Records provided —
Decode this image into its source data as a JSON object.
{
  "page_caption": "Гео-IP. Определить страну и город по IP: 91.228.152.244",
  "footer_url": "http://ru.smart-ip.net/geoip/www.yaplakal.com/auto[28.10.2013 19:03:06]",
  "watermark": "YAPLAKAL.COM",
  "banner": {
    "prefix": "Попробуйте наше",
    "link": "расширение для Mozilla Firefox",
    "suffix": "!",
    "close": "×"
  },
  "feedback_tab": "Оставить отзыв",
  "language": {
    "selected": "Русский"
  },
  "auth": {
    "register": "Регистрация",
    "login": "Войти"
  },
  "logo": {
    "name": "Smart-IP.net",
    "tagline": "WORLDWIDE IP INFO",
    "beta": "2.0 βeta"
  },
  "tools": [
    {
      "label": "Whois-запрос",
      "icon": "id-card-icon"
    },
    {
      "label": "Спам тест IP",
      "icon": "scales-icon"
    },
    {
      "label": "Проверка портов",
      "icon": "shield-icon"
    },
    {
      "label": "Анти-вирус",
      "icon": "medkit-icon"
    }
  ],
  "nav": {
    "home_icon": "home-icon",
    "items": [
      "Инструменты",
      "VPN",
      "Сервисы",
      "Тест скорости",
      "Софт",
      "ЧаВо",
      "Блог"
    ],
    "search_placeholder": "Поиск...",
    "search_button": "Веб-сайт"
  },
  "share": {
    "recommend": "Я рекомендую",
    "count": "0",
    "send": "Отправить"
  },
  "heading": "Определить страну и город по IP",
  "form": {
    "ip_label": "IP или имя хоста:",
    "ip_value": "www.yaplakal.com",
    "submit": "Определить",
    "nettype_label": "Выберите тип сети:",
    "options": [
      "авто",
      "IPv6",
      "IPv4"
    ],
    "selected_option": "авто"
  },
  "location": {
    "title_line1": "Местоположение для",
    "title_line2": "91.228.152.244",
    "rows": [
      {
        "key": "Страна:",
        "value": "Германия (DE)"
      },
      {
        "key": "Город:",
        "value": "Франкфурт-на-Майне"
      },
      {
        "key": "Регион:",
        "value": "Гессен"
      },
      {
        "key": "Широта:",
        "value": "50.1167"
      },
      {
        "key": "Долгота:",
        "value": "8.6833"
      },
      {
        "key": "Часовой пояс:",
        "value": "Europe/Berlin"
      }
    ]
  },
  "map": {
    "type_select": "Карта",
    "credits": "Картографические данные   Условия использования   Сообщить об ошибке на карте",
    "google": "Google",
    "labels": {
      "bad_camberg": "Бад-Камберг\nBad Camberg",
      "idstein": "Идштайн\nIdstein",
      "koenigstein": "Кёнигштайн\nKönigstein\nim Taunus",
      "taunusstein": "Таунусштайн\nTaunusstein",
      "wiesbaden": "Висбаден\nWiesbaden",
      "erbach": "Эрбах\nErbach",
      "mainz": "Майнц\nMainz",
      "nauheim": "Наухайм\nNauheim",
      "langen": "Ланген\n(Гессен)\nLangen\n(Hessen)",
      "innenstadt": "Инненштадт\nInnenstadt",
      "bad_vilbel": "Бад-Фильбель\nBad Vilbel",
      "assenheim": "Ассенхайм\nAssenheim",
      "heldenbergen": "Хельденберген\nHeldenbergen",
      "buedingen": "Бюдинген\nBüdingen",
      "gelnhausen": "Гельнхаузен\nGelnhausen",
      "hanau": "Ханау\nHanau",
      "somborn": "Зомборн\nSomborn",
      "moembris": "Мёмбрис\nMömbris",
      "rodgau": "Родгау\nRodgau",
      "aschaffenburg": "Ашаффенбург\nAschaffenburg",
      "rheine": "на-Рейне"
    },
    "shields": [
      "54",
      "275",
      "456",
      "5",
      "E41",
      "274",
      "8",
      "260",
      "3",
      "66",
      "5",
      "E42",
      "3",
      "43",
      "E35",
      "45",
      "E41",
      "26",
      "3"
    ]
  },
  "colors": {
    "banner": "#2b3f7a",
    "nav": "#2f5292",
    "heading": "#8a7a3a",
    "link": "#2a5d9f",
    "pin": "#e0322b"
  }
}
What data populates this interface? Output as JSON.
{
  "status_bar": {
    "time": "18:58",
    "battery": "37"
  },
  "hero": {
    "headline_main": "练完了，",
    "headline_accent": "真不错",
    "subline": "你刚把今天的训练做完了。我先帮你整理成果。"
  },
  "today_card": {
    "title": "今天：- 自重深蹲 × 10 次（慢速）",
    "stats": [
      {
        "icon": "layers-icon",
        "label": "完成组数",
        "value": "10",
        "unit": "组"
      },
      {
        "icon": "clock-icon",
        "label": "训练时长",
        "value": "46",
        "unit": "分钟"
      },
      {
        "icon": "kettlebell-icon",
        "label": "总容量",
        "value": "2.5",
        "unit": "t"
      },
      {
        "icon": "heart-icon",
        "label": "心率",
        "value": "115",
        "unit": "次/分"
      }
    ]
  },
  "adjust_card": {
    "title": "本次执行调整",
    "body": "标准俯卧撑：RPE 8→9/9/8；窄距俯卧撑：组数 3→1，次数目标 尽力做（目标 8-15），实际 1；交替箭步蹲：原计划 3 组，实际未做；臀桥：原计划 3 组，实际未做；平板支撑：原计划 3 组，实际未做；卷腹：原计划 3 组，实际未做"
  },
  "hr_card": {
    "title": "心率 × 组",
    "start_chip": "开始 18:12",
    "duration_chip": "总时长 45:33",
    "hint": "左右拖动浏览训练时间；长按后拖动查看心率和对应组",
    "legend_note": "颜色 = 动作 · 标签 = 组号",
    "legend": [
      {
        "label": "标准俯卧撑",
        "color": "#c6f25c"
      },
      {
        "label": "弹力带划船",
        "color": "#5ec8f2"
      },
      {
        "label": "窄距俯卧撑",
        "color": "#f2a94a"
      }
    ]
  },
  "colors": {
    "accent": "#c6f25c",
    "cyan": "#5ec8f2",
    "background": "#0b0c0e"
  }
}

Requirements —
Every line in the data above that contains "Определить" needs to be copied.

Result for this exercise —
  "page_caption": "Гео-IP. Определить страну и город по IP: 91.228.152.244",
  "heading": "Определить страну и город по IP",
    "submit": "Определить",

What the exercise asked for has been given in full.